▶ _Records shown_:
....

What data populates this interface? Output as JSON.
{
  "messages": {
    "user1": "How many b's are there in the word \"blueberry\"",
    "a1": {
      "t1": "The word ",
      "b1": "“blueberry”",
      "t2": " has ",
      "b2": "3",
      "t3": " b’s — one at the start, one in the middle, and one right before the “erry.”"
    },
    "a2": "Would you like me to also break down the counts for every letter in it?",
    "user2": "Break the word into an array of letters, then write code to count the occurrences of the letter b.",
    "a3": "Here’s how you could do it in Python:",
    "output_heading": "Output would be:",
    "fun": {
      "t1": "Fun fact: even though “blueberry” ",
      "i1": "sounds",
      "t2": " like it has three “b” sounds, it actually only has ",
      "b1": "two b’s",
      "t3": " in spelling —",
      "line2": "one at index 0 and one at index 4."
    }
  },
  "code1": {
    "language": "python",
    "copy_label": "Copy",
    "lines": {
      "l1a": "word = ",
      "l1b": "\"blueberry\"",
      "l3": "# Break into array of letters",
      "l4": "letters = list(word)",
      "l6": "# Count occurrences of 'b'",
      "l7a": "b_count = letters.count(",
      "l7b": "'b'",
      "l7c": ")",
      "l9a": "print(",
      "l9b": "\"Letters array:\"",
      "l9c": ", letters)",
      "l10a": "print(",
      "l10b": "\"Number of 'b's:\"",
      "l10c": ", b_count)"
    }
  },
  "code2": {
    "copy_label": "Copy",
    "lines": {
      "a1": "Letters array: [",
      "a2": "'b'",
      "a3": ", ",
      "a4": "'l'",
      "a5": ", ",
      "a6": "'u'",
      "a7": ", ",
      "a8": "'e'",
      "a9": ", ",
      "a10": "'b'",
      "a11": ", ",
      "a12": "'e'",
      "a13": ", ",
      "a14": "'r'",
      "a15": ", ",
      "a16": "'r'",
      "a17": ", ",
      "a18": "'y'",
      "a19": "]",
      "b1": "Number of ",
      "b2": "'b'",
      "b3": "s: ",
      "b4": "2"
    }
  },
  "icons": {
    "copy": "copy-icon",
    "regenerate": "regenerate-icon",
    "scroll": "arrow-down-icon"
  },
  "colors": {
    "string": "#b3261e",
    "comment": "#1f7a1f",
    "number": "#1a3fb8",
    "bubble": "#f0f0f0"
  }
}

....

▶ _Task brief_:
All lines that include "sounds" are to be gathered and copied.

▶ _Response_:
      "i1": "sounds",
      "t2": " like it has three “b” sounds, it actually only has ",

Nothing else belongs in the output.